### Objective
Would you set down every entry shown below, precisely as written?

### Information given

•••••

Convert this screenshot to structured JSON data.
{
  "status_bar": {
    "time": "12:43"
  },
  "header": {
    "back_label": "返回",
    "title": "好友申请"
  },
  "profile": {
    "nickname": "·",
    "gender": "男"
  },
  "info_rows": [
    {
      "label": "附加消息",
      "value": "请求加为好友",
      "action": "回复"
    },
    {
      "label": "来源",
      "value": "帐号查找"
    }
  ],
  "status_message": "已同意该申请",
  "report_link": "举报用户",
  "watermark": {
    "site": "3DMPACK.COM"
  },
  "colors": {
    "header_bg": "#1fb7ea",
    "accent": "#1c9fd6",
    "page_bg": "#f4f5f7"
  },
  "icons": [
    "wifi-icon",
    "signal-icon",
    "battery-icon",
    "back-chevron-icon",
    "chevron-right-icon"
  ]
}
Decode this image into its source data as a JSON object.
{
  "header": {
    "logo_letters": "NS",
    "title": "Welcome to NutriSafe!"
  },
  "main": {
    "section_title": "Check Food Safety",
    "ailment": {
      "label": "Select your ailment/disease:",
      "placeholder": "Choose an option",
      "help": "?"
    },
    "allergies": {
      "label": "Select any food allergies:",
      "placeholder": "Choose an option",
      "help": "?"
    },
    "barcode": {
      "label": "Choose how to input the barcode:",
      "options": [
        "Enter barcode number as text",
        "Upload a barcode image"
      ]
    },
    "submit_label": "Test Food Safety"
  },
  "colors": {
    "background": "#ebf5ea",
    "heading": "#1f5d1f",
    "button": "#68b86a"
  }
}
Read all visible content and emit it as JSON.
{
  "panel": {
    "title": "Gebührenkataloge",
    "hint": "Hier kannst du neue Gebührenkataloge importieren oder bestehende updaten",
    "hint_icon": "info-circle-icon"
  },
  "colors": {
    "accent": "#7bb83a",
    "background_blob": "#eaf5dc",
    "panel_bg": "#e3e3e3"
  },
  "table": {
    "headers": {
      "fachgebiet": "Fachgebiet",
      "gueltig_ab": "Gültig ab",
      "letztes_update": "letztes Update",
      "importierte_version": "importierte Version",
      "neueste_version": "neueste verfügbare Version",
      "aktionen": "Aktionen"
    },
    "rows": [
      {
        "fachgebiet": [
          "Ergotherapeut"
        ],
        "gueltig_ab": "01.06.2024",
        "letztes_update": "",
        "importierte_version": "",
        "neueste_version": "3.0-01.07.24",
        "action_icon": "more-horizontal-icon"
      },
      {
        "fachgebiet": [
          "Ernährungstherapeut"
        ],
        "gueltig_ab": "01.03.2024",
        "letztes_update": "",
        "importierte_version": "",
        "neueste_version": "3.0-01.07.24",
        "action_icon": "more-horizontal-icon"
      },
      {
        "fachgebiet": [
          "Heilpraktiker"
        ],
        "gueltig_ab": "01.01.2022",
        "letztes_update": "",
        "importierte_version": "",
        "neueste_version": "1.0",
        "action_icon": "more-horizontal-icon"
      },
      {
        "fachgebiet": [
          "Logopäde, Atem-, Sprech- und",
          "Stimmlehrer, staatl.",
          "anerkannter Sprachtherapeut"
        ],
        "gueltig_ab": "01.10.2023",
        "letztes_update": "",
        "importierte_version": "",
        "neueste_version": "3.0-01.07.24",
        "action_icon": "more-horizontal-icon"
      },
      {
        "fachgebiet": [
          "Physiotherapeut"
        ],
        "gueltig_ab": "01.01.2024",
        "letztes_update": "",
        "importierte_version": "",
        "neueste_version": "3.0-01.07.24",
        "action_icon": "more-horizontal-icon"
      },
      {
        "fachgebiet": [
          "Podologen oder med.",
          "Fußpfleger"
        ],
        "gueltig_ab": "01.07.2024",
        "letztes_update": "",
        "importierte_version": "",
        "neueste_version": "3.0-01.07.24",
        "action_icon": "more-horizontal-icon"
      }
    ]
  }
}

•••••

### Response to this exercise
Convert this screenshot to structured JSON data.
{
  "status_bar": {
    "time": "12:43"
  },
  "header": {
    "back_label": "返回",
    "title": "好友申请"
  },
  "profile": {
    "nickname": "·",
    "gender": "男"
  },
  "info_rows": [
    {
      "label": "附加消息",
      "value": "请求加为好友",
      "action": "回复"
    },
    {
      "label": "来源",
      "value": "帐号查找"
    }
  ],
  "status_message": "已同意该申请",
  "report_link": "举报用户",
  "watermark": {
    "site": "3DMPACK.COM"
  },
  "colors": {
    "header_bg": "#1fb7ea",
    "accent": "#1c9fd6",
    "page_bg": "#f4f5f7"
  },
  "icons": [
    "wifi-icon",
    "signal-icon",
    "battery-icon",
    "back-chevron-icon",
    "chevron-right-icon"
  ]
}
Decode this image into its source data as a JSON object.
{
  "header": {
    "logo_letters": "NS",
    "title": "Welcome to NutriSafe!"
  },
  "main": {
    "section_title": "Check Food Safety",
    "ailment": {
      "label": "Select your ailment/disease:",
      "placeholder": "Choose an option",
      "help": "?"
    },
    "allergies": {
      "label": "Select any food allergies:",
      "placeholder": "Choose an option",
      "help": "?"
    },
    "barcode": {
      "label": "Choose how to input the barcode:",
      "options": [
        "Enter barcode number as text",
        "Upload a barcode image"
      ]
    },
    "submit_label": "Test Food Safety"
  },
  "colors": {
    "background": "#ebf5ea",
    "heading": "#1f5d1f",
    "button": "#68b86a"
  }
}
Read all visible content and emit it as JSON.
{
  "panel": {
    "title": "Gebührenkataloge",
    "hint": "Hier kannst du neue Gebührenkataloge importieren oder bestehende updaten",
    "hint_icon": "info-circle-icon"
  },
  "colors": {
    "accent": "#7bb83a",
    "background_blob": "#eaf5dc",
    "panel_bg": "#e3e3e3"
  },
  "table": {
    "headers": {
      "fachgebiet": "Fachgebiet",
      "gueltig_ab": "Gültig ab",
      "letztes_update": "letztes Update",
      "importierte_version": "importierte Version",
      "neueste_version": "neueste verfügbare Version",
      "aktionen": "Aktionen"
    },
    "rows": [
      {
        "fachgebiet": [
          "Ergotherapeut"
        ],
        "gueltig_ab": "01.06.2024",
        "letztes_update": "",
        "importierte_version": "",
        "neueste_version": "3.0-01.07.24",
        "action_icon": "more-horizontal-icon"
      },
      {
        "fachgebiet": [
          "Ernährungstherapeut"
        ],
        "gueltig_ab": "01.03.2024",
        "letztes_update": "",
        "importierte_version": "",
        "neueste_version": "3.0-01.07.24",
        "action_icon": "more-horizontal-icon"
      },
      {
        "fachgebiet": [
          "Heilpraktiker"
        ],
        "gueltig_ab": "01.01.2022",
        "letztes_update": "",
        "importierte_version": "",
        "neueste_version": "1.0",
        "action_icon": "more-horizontal-icon"
      },
      {
        "fachgebiet": [
          "Logopäde, Atem-, Sprech- und",
          "Stimmlehrer, staatl.",
          "anerkannter Sprachtherapeut"
        ],
        "gueltig_ab": "01.10.2023",
        "letztes_update": "",
        "importierte_version": "",
        "neueste_version": "3.0-01.07.24",
        "action_icon": "more-horizontal-icon"
      },
      {
        "fachgebiet": [
          "Physiotherapeut"
        ],
        "gueltig_ab": "01.01.2024",
        "letztes_update": "",
        "importierte_version": "",
        "neueste_version": "3.0-01.07.24",
        "action_icon": "more-horizontal-icon"
      },
      {
        "fachgebiet": [
          "Podologen oder med.",
          "Fußpfleger"
        ],
        "gueltig_ab": "01.07.2024",
        "letztes_update": "",
        "importierte_version": "",
        "neueste_version": "3.0-01.07.24",
        "action_icon": "more-horizontal-icon"
      }
    ]
  }
}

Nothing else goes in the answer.